# Layout annotation data:

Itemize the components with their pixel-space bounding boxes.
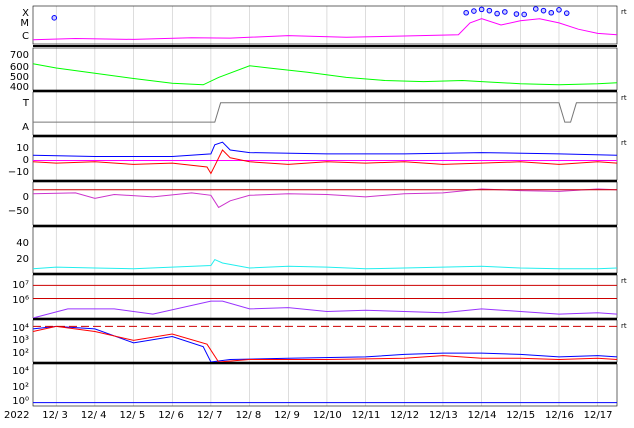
y-tick-label: −10	[8, 167, 29, 178]
series-line	[32, 325, 618, 363]
x-tick-label: 12/13	[429, 410, 458, 421]
y-tick-label: A	[22, 122, 29, 133]
y-tick-label: 10⁴	[12, 366, 29, 377]
x-tick-label: 12/ 5	[120, 410, 146, 421]
x-tick-label: 12/ 7	[197, 410, 223, 421]
y-tick-label: M	[20, 18, 29, 29]
y-tick-label: 40	[16, 238, 29, 249]
flare-marker	[521, 11, 527, 18]
x-tick-label: 12/16	[545, 410, 574, 421]
y-tick-label: 10²	[12, 348, 29, 359]
y-tick-label: 10⁶	[12, 295, 29, 306]
panel-edge-label: rt	[621, 94, 627, 102]
x-tick-label: 12/ 3	[42, 410, 68, 421]
x-tick-label: 12/ 4	[81, 410, 107, 421]
series-line	[32, 141, 618, 157]
x-tick-label: 12/10	[313, 410, 342, 421]
panel-edge-label: rt	[621, 277, 627, 285]
x-tick-label: 12/17	[584, 410, 613, 421]
series-line	[32, 149, 618, 175]
series-line	[32, 63, 618, 86]
series-line	[32, 258, 618, 270]
flare-marker	[502, 9, 508, 15]
series-line	[32, 18, 618, 41]
y-tick-label: 500	[10, 72, 29, 83]
flare-marker	[513, 11, 520, 17]
flare-marker	[471, 8, 477, 14]
panel-magnetic-field: 100−10 rt	[8, 136, 627, 181]
series-line	[32, 325, 618, 363]
vertical-grid	[55, 6, 598, 406]
y-tick-label: 0	[23, 155, 29, 166]
flare-marker	[494, 10, 500, 17]
flare-marker	[532, 6, 539, 12]
flare-marker	[540, 7, 547, 14]
flare-marker	[563, 10, 570, 16]
panel-frame	[32, 5, 618, 45]
x-tick-label: 12/ 6	[158, 410, 184, 421]
flare-marker	[463, 9, 469, 16]
y-tick-label: 0	[23, 192, 29, 203]
x-tick-label: 12/ 9	[274, 410, 300, 421]
x-axis: 2022 12/ 3 12/ 4 12/ 5 12/ 6 12/ 7 12/ 8 12/ 9…	[4, 410, 612, 421]
panel-edge-label: rt	[621, 139, 627, 147]
panel-edge-label: rt	[621, 322, 627, 330]
year-label: 2022	[4, 410, 29, 421]
series-line	[32, 188, 618, 209]
y-tick-label: −50	[8, 206, 29, 217]
flare-marker	[51, 15, 58, 21]
y-tick-label: 10²	[12, 382, 29, 393]
y-tick-label: 700	[10, 50, 29, 61]
x-tick-label: 12/14	[468, 410, 497, 421]
series-line	[33, 102, 617, 123]
panel-dividers	[33, 45, 617, 364]
y-tick-label: 400	[10, 82, 29, 93]
x-tick-label: 12/15	[506, 410, 535, 421]
y-tick-label: 600	[10, 62, 29, 73]
y-tick-label: 10⁰	[12, 396, 29, 407]
y-tick-label: 10³	[12, 335, 29, 346]
series-line	[32, 300, 618, 319]
y-tick-label: 10⁴	[12, 323, 29, 334]
flare-marker	[548, 9, 555, 16]
x-tick-label: 12/11	[352, 410, 381, 421]
y-tick-label: 10	[16, 143, 29, 154]
flare-marker	[478, 6, 485, 13]
y-tick-label: T	[22, 98, 30, 109]
y-tick-label: 20	[16, 254, 29, 265]
flare-marker	[486, 7, 493, 14]
x-tick-label: 12/ 8	[236, 410, 262, 421]
panel-edge-label: rt	[621, 8, 627, 16]
y-tick-label: X	[22, 8, 29, 19]
x-tick-label: 12/12	[390, 410, 419, 421]
flare-marker	[556, 7, 562, 13]
y-tick-label: C	[22, 31, 29, 42]
y-tick-label: 10⁷	[12, 280, 29, 291]
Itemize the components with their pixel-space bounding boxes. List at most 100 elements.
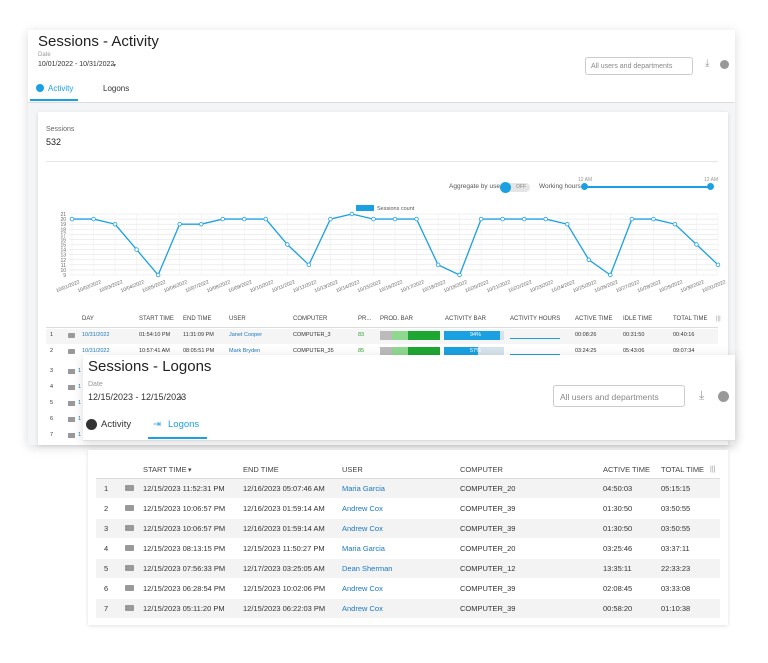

# GIVEN EXERCISE:
Extract every line of the records above that contains the string "their", copying each such line in full.

# EXERCISE ANSWER:
Itemize the components with their pixel-space bounding boxes.
Itemize the components with their pixel-space bounding boxes. List at most 100 elements.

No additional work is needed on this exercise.